Written instruction: Please give the count of lines holding the string "Voltage" and nothing besides.

Input:
*****
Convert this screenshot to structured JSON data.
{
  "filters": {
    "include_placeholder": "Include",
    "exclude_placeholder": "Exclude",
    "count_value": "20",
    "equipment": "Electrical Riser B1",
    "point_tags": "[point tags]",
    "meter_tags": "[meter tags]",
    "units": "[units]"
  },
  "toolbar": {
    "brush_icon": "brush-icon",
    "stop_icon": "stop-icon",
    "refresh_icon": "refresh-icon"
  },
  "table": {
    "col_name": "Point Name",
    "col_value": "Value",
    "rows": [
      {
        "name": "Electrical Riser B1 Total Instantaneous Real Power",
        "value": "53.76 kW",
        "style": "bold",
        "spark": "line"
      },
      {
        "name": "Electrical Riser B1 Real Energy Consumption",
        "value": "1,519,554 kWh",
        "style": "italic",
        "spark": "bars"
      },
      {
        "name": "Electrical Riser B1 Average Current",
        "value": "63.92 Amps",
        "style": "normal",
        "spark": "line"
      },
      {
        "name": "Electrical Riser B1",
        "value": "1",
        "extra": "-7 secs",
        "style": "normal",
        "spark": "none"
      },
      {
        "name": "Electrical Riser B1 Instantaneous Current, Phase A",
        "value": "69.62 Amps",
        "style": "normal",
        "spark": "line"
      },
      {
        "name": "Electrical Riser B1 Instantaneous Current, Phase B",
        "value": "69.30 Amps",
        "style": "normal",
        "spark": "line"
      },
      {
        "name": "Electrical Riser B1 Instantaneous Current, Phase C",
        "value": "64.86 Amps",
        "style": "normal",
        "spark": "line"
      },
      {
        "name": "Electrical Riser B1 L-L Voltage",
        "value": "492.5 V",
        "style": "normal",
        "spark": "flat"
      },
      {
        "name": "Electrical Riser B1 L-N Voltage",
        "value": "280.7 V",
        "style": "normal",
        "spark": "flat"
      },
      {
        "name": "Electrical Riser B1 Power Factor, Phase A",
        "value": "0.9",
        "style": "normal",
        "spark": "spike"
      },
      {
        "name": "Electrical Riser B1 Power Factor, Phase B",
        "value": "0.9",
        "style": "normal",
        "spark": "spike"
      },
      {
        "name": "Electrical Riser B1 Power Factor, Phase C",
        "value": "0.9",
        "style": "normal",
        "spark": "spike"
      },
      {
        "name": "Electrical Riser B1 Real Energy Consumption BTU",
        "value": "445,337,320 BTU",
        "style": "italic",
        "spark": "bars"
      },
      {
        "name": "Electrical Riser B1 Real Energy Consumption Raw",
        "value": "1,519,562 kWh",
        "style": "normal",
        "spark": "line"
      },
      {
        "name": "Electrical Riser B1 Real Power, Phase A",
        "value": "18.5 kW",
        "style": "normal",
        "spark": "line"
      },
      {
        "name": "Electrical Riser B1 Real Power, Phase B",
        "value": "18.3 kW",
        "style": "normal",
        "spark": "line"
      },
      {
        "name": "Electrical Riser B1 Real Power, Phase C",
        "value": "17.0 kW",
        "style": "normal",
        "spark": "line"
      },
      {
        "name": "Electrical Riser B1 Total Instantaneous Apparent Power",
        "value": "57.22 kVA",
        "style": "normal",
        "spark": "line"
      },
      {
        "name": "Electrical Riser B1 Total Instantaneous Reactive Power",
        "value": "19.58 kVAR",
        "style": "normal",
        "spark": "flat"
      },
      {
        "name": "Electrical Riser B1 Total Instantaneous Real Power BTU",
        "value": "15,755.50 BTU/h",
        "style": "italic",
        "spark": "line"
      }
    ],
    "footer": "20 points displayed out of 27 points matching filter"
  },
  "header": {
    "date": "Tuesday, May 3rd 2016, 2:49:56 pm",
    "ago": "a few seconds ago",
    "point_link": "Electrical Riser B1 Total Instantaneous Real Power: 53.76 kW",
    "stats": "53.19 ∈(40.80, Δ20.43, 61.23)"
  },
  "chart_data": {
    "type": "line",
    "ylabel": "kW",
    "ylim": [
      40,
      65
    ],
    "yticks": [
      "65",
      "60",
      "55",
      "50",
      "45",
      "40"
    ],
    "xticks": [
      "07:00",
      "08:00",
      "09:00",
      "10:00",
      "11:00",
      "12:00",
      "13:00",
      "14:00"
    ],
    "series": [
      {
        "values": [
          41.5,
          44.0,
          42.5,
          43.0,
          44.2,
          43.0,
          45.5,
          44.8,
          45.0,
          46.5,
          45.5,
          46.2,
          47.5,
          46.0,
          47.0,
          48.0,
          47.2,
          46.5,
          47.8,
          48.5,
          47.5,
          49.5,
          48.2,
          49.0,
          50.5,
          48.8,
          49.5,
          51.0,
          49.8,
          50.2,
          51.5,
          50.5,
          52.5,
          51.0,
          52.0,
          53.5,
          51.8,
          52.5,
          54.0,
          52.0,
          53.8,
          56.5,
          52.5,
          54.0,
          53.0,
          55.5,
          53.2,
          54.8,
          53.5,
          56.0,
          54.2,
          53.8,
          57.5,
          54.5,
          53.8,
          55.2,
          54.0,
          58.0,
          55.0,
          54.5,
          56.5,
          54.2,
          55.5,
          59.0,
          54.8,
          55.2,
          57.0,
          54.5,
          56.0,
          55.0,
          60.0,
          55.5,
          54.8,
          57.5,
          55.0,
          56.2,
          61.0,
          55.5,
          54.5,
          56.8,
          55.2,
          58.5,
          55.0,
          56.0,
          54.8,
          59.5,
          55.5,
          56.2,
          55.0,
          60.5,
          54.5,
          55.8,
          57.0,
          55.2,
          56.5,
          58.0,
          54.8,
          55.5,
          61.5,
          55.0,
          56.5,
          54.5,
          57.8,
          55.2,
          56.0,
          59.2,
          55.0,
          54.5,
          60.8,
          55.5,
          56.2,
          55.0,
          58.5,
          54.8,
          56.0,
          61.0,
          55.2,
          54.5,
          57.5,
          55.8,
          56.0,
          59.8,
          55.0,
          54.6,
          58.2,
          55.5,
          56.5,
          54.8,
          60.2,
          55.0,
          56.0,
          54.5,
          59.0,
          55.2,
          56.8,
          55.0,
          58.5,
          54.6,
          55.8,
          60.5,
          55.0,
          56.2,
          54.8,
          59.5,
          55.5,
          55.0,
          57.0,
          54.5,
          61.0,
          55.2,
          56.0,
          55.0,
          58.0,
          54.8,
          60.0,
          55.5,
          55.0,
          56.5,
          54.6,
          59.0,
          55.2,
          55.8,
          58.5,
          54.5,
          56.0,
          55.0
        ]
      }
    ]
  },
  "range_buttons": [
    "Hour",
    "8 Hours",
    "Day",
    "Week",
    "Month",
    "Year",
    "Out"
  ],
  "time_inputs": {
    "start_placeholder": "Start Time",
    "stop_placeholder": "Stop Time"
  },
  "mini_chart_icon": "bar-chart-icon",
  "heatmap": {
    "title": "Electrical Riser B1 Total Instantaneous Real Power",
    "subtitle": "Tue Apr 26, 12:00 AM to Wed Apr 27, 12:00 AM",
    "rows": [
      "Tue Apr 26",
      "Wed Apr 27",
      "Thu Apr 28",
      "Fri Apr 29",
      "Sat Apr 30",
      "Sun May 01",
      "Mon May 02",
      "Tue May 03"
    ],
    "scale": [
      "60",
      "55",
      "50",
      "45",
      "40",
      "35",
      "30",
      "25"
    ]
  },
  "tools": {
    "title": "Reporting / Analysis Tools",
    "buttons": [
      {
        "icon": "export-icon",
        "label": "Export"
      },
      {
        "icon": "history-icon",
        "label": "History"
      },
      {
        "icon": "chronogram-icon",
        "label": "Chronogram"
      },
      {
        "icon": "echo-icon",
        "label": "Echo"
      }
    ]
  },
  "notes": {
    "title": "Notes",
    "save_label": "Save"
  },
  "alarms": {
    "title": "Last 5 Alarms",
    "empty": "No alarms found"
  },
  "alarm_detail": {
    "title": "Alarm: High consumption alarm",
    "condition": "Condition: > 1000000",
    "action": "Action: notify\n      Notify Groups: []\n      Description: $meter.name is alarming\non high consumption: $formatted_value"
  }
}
*****
Full solution: 2